### Dataset rows:
####################

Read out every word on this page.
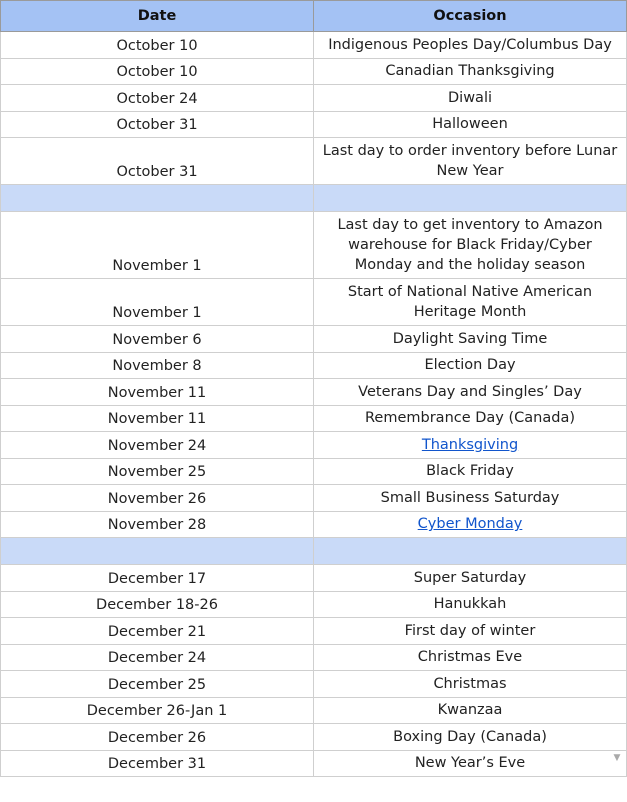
Date	Occasion
October 10	Indigenous Peoples Day/Columbus Day
October 10	Canadian Thanksgiving
October 24	Diwali
October 31	Halloween
October 31	Last day to order inventory before Lunar New Year

November 1	Last day to get inventory to Amazon warehouse for Black Friday/Cyber Monday and the holiday season
November 1	Start of National Native American Heritage Month
November 6	Daylight Saving Time
November 8	Election Day
November 11	Veterans Day and Singles’ Day
November 11	Remembrance Day (Canada)
November 24	Thanksgiving
November 25	Black Friday
November 26	Small Business Saturday
November 28	Cyber Monday

December 17	Super Saturday
December 18-26	Hanukkah
December 21	First day of winter
December 24	Christmas Eve
December 25	Christmas
December 26-Jan 1	Kwanzaa
December 26	Boxing Day (Canada)
December 31	New Year’s Eve	▼
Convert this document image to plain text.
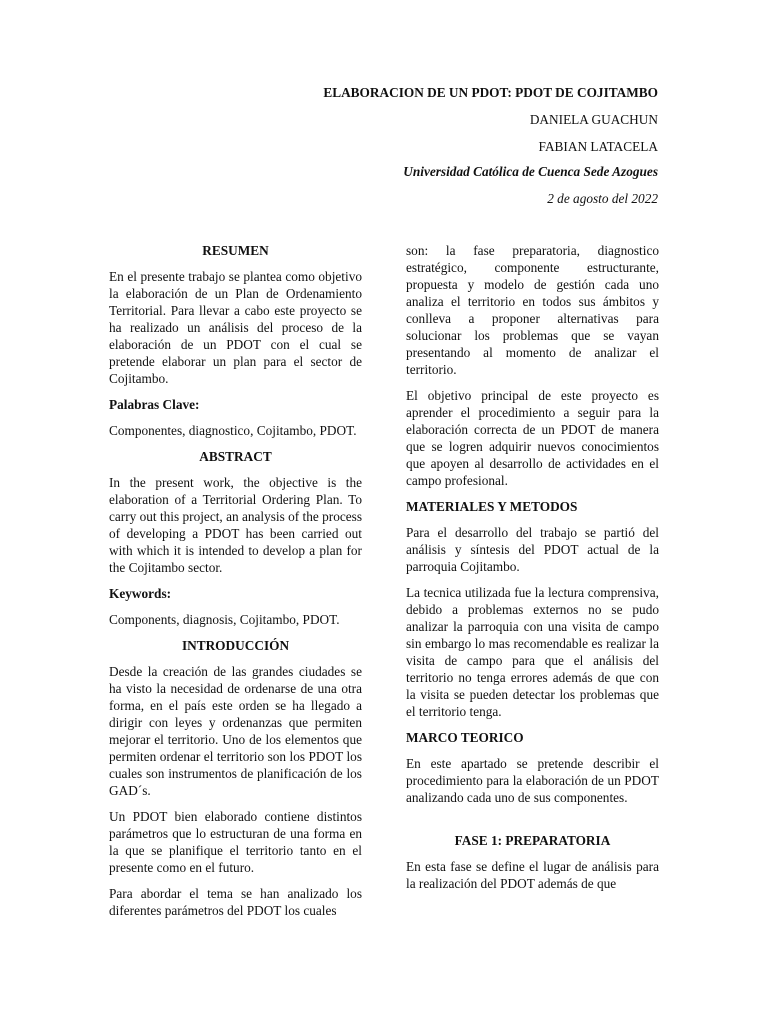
ELABORACION DE UN PDOT: PDOT DE COJITAMBO
DANIELA GUACHUN
FABIAN LATACELA
Universidad Católica de Cuenca Sede Azogues
2 de agosto del 2022

RESUMEN

En el presente trabajo se plantea como objetivo la elaboración de un Plan de Ordenamiento Territorial. Para llevar a cabo este proyecto se ha realizado un análisis del proceso de la elaboración de un PDOT con el cual se pretende elaborar un plan para el sector de Cojitambo.

Palabras Clave:

Componentes, diagnostico, Cojitambo, PDOT.

ABSTRACT

In the present work, the objective is the elaboration of a Territorial Ordering Plan. To carry out this project, an analysis of the process of developing a PDOT has been carried out with which it is intended to develop a plan for the Cojitambo sector.

Keywords:

Components, diagnosis, Cojitambo, PDOT.

INTRODUCCIÓN

Desde la creación de las grandes ciudades se ha visto la necesidad de ordenarse de una otra forma, en el país este orden se ha llegado a dirigir con leyes y ordenanzas que permiten mejorar el territorio. Uno de los elementos que permiten ordenar el territorio son los PDOT los cuales son instrumentos de planificación de los GAD´s.

Un PDOT bien elaborado contiene distintos parámetros que lo estructuran de una forma en la que se planifique el territorio tanto en el presente como en el futuro.

Para abordar el tema se han analizado los diferentes parámetros del PDOT los cuales

son: la fase preparatoria, diagnostico estratégico, componente estructurante, propuesta y modelo de gestión cada uno analiza el territorio en todos sus ámbitos y conlleva a proponer alternativas para solucionar los problemas que se vayan presentando al momento de analizar el territorio.

El objetivo principal de este proyecto es aprender el procedimiento a seguir para la elaboración correcta de un PDOT de manera que se logren adquirir nuevos conocimientos que apoyen al desarrollo de actividades en el campo profesional.

MATERIALES Y METODOS

Para el desarrollo del trabajo se partió del análisis y síntesis del PDOT actual de la parroquia Cojitambo.

La tecnica utilizada fue la lectura comprensiva, debido a problemas externos no se pudo analizar la parroquia con una visita de campo sin embargo lo mas recomendable es realizar la visita de campo para que el análisis del territorio no tenga errores además de que con la visita se pueden detectar los problemas que el territorio tenga.

MARCO TEORICO

En este apartado se pretende describir el procedimiento para la elaboración de un PDOT analizando cada uno de sus componentes.

FASE 1: PREPARATORIA

En esta fase se define el lugar de análisis para la realización del PDOT además de que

####################

### Requirements:
Skip the pictures and transcribe the rest of the records exactly.

### Task output:
Read out every word on this page.
Date	Occasion
October 10	Indigenous Peoples Day/Columbus Day
October 10	Canadian Thanksgiving
October 24	Diwali
October 31	Halloween
October 31	Last day to order inventory before Lunar New Year

November 1	Last day to get inventory to Amazon warehouse for Black Friday/Cyber Monday and the holiday season
November 1	Start of National Native American Heritage Month
November 6	Daylight Saving Time
November 8	Election Day
November 11	Veterans Day and Singles’ Day
November 11	Remembrance Day (Canada)
November 24	Thanksgiving
November 25	Black Friday
November 26	Small Business Saturday
November 28	Cyber Monday

December 17	Super Saturday
December 18-26	Hanukkah
December 21	First day of winter
December 24	Christmas Eve
December 25	Christmas
December 26-Jan 1	Kwanzaa
December 26	Boxing Day (Canada)
December 31	New Year’s Eve	▼
Convert this document image to plain text.
ELABORACION DE UN PDOT: PDOT DE COJITAMBO
DANIELA GUACHUN
FABIAN LATACELA
Universidad Católica de Cuenca Sede Azogues
2 de agosto del 2022

RESUMEN

En el presente trabajo se plantea como objetivo la elaboración de un Plan de Ordenamiento Territorial. Para llevar a cabo este proyecto se ha realizado un análisis del proceso de la elaboración de un PDOT con el cual se pretende elaborar un plan para el sector de Cojitambo.

Palabras Clave:

Componentes, diagnostico, Cojitambo, PDOT.

ABSTRACT

In the present work, the objective is the elaboration of a Territorial Ordering Plan. To carry out this project, an analysis of the process of developing a PDOT has been carried out with which it is intended to develop a plan for the Cojitambo sector.

Keywords:

Components, diagnosis, Cojitambo, PDOT.

INTRODUCCIÓN

Desde la creación de las grandes ciudades se ha visto la necesidad de ordenarse de una otra forma, en el país este orden se ha llegado a dirigir con leyes y ordenanzas que permiten mejorar el territorio. Uno de los elementos que permiten ordenar el territorio son los PDOT los cuales son instrumentos de planificación de los GAD´s.

Un PDOT bien elaborado contiene distintos parámetros que lo estructuran de una forma en la que se planifique el territorio tanto en el presente como en el futuro.

Para abordar el tema se han analizado los diferentes parámetros del PDOT los cuales

son: la fase preparatoria, diagnostico estratégico, componente estructurante, propuesta y modelo de gestión cada uno analiza el territorio en todos sus ámbitos y conlleva a proponer alternativas para solucionar los problemas que se vayan presentando al momento de analizar el territorio.

El objetivo principal de este proyecto es aprender el procedimiento a seguir para la elaboración correcta de un PDOT de manera que se logren adquirir nuevos conocimientos que apoyen al desarrollo de actividades en el campo profesional.

MATERIALES Y METODOS

Para el desarrollo del trabajo se partió del análisis y síntesis del PDOT actual de la parroquia Cojitambo.

La tecnica utilizada fue la lectura comprensiva, debido a problemas externos no se pudo analizar la parroquia con una visita de campo sin embargo lo mas recomendable es realizar la visita de campo para que el análisis del territorio no tenga errores además de que con la visita se pueden detectar los problemas que el territorio tenga.

MARCO TEORICO

En este apartado se pretende describir el procedimiento para la elaboración de un PDOT analizando cada uno de sus componentes.

FASE 1: PREPARATORIA

En esta fase se define el lugar de análisis para la realización del PDOT además de que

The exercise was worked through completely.